Return each line of the records holding the string "headline".

Figure record listings >>
_ _ _ _ _ _ _
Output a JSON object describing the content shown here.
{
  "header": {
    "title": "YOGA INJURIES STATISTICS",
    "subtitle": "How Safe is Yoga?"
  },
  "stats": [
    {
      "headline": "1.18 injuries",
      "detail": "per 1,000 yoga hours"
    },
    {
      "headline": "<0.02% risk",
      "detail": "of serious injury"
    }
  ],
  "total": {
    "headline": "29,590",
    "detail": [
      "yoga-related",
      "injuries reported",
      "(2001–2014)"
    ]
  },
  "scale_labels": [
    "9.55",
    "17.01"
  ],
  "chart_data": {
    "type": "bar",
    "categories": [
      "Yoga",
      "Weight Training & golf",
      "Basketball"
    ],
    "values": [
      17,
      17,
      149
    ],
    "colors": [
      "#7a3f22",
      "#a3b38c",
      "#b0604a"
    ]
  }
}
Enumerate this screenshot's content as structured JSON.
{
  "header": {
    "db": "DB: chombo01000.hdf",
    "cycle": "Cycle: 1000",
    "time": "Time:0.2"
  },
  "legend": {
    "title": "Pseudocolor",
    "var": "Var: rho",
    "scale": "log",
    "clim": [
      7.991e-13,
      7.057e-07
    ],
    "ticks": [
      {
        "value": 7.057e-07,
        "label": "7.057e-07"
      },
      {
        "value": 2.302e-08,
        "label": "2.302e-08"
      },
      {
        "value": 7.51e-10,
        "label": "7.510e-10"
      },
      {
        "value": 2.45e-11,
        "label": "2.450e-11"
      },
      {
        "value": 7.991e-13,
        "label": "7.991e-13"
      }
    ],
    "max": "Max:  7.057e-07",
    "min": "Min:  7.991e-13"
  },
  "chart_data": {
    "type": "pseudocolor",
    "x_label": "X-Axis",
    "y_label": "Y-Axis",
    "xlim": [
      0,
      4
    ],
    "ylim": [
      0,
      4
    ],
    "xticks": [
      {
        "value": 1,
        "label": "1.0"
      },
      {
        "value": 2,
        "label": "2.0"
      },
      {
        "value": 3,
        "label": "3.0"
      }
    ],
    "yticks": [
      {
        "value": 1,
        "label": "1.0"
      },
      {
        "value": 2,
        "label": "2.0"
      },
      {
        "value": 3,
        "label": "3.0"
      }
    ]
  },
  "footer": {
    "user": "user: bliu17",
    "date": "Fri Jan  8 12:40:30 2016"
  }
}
_ _ _ _ _ _ _
EXERCISE ANSWER >>
      "headline": "1.18 injuries",
      "headline": "<0.02% risk",
    "headline": "29,590",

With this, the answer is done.